Records from a collection
• • •

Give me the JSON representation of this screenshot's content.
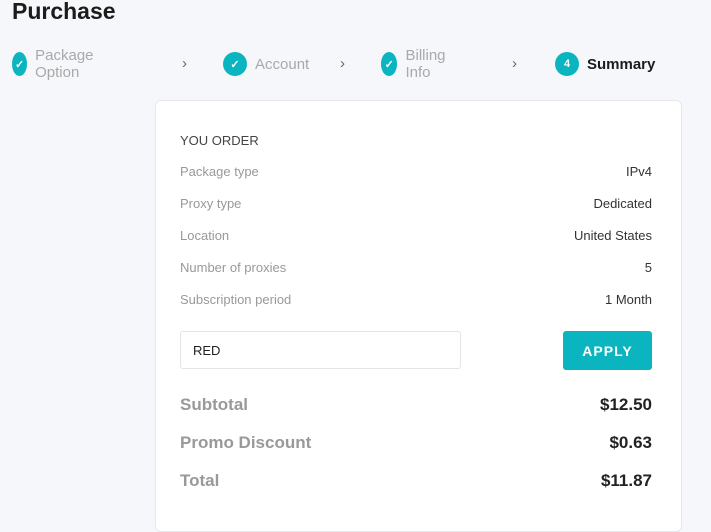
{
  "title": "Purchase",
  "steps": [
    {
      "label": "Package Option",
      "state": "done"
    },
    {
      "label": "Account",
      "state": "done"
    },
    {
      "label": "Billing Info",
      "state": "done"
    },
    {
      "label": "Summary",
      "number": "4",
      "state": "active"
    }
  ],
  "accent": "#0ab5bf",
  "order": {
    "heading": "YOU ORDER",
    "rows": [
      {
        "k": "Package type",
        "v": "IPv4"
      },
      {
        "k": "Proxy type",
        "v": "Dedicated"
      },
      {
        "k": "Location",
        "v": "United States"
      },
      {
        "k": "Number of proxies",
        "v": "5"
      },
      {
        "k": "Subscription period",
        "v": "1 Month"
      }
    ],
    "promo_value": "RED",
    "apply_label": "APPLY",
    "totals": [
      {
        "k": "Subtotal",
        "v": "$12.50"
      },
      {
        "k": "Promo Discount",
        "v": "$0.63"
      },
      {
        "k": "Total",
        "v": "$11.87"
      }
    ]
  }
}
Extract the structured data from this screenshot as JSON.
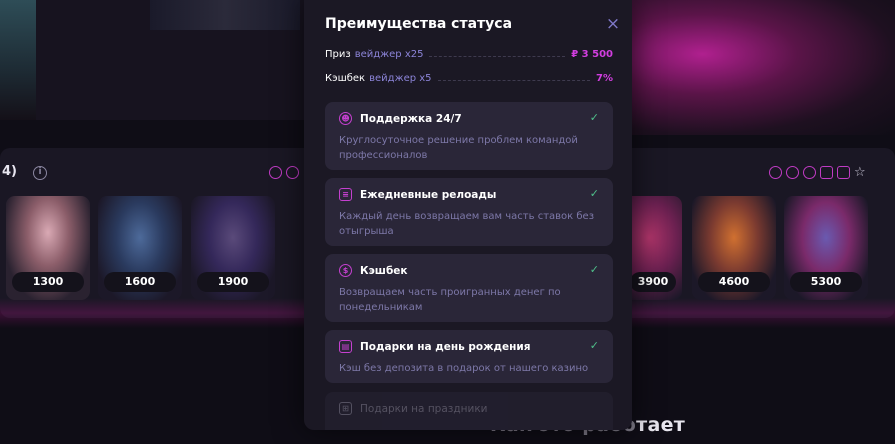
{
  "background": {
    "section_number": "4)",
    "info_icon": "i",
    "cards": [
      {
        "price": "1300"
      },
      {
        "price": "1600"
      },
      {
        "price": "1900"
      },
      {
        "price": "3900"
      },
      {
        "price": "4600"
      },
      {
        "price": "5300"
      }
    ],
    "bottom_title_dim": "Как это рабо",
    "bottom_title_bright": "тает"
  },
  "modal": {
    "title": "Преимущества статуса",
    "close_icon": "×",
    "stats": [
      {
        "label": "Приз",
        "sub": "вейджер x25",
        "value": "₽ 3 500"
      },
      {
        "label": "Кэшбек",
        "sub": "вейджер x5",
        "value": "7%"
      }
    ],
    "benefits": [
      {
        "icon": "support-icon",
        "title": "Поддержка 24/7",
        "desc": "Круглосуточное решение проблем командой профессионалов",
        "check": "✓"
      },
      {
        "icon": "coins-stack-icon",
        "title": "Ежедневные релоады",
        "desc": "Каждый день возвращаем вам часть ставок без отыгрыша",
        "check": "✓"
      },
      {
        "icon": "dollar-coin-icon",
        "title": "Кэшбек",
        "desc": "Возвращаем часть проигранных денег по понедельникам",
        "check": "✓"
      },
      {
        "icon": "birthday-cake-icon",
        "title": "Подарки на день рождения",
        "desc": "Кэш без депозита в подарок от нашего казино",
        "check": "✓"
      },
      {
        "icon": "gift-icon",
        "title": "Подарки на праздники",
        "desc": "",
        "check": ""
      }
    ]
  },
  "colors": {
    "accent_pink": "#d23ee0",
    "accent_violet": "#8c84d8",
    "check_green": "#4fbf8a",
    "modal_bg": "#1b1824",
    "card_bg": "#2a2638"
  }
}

• • •

Requirement
Read the entries above, then pull out the lines that include "screenshot".

Output of the exercise
Give me the JSON representation of this screenshot's content.
Extract the structured data from this screenshot as JSON.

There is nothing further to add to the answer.